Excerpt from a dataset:
====

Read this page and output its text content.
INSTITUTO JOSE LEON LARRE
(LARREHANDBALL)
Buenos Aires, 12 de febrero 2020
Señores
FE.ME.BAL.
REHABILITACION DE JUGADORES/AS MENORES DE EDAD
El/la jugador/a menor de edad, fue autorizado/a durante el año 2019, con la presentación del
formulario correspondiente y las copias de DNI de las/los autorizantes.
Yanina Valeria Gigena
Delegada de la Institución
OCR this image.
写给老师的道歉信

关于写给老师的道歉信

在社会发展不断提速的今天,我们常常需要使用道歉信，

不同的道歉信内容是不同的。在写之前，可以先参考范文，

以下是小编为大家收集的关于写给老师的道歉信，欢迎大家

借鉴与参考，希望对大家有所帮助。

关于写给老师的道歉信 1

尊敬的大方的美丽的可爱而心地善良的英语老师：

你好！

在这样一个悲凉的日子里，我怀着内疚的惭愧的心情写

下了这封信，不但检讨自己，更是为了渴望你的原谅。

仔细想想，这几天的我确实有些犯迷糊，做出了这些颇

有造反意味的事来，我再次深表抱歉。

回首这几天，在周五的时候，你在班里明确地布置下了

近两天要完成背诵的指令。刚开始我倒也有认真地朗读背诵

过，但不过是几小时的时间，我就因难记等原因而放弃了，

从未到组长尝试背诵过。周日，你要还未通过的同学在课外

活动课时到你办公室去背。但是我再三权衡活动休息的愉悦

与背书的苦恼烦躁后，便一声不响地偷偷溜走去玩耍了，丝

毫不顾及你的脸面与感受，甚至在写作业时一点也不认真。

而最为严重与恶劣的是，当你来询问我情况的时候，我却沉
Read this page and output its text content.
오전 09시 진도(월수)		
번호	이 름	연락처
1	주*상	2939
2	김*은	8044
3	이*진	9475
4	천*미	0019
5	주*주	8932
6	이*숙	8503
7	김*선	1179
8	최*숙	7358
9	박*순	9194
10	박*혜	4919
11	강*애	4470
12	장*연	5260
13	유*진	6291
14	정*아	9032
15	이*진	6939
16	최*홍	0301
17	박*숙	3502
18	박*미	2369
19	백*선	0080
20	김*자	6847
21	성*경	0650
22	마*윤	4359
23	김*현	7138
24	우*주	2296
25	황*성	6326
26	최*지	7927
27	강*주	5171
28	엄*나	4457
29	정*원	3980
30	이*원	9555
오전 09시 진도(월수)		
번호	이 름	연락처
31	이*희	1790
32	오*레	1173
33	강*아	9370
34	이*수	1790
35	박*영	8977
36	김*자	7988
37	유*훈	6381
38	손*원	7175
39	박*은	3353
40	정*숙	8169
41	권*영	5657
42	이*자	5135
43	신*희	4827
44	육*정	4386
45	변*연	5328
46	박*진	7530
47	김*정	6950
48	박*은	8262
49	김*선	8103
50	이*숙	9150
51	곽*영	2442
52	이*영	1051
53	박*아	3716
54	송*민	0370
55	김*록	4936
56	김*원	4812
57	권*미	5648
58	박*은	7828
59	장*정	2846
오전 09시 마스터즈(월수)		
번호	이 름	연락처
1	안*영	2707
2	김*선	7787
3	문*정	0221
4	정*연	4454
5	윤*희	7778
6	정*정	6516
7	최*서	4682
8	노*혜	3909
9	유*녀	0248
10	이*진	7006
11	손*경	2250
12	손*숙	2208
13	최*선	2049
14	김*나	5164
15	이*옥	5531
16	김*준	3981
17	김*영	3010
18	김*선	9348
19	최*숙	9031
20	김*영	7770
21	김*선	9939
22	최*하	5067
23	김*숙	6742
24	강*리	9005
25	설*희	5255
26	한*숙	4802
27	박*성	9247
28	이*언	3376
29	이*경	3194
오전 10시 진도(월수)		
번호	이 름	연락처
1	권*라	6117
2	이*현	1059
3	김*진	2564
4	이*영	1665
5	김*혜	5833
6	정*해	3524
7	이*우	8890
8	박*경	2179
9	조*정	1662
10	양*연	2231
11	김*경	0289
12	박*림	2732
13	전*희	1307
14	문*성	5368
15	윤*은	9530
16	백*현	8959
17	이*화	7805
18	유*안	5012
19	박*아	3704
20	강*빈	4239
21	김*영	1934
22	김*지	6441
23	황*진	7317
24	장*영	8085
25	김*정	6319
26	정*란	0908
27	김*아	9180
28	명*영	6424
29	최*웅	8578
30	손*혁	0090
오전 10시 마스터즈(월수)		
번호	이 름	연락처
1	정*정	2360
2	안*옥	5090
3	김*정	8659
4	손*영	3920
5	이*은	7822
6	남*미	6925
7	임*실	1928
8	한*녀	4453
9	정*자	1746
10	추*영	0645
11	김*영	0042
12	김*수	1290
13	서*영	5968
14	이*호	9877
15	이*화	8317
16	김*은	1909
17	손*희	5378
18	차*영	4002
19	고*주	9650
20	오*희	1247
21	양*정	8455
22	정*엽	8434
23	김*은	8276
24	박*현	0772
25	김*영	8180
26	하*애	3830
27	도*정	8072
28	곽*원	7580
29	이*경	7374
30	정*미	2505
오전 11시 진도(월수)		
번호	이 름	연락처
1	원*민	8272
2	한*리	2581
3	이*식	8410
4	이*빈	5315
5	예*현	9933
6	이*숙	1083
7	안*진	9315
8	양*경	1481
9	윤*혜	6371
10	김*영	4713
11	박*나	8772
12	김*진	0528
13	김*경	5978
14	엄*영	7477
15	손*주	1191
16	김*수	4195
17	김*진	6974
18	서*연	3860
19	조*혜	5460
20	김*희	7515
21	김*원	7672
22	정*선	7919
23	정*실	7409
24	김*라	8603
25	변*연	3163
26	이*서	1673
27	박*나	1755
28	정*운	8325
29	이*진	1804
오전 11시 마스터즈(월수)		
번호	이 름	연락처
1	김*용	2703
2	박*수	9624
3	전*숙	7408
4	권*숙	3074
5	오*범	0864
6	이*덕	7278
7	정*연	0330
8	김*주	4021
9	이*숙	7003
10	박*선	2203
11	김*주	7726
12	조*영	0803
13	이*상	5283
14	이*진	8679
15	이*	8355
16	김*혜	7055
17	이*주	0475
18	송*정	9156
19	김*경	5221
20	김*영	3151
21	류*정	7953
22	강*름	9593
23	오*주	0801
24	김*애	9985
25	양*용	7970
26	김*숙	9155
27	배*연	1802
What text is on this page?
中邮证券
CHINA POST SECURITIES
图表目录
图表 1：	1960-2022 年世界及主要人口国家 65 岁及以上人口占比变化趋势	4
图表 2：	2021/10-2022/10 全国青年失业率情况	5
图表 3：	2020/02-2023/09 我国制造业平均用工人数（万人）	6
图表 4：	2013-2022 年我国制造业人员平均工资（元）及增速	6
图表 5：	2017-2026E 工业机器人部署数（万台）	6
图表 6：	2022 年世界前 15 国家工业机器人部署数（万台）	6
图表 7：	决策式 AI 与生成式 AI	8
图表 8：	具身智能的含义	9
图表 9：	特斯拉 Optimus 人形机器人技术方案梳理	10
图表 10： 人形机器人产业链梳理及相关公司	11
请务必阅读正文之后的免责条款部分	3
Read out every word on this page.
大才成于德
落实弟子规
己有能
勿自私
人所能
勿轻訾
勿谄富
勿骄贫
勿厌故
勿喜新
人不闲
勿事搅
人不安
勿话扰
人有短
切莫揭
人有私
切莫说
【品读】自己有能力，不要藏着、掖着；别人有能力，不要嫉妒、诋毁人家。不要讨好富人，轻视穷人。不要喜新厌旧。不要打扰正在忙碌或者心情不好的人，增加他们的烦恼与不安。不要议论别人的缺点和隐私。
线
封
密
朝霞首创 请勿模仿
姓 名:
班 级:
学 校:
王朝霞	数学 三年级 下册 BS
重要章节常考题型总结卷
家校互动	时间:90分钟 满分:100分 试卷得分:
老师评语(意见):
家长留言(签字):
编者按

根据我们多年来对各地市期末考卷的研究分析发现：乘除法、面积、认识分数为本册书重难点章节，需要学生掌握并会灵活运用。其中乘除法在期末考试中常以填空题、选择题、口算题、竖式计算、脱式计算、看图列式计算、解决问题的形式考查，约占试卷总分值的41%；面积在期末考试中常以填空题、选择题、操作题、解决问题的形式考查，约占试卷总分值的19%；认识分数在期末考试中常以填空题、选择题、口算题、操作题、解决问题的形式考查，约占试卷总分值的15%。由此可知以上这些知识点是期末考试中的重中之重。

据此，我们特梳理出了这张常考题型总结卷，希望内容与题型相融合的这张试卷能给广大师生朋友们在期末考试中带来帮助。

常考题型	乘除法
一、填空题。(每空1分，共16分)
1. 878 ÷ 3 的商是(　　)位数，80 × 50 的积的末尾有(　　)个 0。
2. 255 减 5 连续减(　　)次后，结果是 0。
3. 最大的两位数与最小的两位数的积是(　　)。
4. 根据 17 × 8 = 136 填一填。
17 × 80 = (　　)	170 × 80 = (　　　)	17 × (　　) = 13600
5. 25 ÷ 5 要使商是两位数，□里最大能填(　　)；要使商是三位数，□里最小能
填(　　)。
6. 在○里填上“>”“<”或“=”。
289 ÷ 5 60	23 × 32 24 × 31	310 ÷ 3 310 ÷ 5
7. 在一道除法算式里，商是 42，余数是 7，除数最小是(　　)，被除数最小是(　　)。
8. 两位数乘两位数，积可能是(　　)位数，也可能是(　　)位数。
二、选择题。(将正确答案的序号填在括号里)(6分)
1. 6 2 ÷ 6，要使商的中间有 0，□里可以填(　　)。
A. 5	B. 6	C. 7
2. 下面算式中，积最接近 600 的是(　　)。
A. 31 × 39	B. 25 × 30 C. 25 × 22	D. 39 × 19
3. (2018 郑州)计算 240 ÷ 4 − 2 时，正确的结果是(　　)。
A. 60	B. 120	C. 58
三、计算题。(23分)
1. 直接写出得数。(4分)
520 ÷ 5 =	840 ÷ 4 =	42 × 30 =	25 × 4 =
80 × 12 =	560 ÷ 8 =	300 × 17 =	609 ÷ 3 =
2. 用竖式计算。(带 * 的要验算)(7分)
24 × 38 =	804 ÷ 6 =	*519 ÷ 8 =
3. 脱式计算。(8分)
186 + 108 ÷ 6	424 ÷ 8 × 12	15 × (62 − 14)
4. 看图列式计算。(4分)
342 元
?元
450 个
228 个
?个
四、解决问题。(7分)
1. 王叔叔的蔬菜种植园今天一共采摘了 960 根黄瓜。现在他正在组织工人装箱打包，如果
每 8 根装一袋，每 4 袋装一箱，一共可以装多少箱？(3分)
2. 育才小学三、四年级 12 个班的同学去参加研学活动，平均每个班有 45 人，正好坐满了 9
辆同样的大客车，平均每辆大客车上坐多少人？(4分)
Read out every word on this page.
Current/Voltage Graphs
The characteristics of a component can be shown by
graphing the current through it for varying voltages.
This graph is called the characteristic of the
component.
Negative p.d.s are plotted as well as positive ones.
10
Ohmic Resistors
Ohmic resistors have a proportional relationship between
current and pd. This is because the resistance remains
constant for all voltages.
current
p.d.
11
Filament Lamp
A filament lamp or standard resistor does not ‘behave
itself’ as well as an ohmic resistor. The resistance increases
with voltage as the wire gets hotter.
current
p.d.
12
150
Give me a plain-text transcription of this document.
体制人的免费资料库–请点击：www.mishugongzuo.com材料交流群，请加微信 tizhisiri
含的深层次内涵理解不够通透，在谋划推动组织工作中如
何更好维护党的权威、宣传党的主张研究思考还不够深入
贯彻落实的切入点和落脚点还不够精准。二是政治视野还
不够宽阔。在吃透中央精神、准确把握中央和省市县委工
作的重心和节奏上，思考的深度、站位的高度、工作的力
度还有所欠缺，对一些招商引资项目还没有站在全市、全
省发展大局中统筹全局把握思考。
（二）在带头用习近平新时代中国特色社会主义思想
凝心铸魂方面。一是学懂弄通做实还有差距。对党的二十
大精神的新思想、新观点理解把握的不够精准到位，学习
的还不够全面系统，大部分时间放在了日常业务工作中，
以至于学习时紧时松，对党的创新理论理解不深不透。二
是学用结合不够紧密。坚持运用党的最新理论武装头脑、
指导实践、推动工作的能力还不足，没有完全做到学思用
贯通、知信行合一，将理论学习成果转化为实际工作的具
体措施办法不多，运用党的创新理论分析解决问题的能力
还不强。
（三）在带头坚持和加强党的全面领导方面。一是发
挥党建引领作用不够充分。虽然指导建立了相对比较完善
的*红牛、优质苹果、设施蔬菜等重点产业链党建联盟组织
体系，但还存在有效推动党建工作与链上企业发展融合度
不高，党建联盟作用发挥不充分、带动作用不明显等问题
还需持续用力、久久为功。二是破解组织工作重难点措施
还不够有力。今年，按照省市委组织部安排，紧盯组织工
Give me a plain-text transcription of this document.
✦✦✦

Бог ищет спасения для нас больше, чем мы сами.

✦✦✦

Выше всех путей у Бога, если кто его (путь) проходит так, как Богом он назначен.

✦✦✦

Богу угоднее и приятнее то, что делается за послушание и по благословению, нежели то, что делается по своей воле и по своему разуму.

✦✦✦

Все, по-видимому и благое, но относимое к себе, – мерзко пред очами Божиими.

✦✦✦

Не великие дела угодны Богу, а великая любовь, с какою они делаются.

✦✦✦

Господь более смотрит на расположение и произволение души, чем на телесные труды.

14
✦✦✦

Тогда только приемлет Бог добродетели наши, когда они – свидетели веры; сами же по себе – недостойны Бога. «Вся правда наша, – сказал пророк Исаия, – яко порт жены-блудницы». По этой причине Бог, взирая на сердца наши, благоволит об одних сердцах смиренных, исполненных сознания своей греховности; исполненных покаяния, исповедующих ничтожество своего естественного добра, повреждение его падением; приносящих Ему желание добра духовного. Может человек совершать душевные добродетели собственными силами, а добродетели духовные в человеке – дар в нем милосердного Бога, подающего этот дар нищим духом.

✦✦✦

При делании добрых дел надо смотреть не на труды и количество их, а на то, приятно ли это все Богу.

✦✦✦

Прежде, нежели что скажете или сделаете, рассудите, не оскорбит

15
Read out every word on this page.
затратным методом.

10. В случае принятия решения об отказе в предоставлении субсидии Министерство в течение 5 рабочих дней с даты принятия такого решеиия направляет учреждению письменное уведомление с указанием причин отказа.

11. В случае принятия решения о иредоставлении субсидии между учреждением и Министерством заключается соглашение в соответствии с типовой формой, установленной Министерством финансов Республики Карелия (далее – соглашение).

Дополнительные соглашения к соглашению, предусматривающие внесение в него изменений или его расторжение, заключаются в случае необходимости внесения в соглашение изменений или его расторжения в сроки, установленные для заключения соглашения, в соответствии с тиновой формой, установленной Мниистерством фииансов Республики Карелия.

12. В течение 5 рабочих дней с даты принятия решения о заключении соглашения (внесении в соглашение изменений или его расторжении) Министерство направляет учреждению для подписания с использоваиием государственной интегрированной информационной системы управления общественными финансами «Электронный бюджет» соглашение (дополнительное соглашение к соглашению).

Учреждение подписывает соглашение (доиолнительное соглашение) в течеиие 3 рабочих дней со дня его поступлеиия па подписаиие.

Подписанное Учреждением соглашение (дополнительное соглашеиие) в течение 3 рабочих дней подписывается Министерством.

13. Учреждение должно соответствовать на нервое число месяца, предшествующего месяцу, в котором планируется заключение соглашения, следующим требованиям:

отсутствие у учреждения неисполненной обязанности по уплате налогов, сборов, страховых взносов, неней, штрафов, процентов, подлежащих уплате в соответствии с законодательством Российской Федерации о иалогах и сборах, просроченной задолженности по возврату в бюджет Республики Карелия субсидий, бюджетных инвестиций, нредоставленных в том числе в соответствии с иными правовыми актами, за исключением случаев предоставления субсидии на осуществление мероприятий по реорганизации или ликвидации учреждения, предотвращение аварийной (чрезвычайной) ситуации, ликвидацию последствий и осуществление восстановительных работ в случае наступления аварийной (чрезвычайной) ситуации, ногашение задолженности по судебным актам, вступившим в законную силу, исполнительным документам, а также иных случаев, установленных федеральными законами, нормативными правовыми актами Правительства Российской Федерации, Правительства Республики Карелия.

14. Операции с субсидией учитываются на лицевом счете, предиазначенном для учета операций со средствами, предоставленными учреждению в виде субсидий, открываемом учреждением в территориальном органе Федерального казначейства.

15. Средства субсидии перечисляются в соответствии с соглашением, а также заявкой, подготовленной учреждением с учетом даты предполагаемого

====

__WHAT THE EXERCISE ASKS__: The answer is one number: how many lines of the material above contain "формой".

__EXERCISE RESPONSE__: 2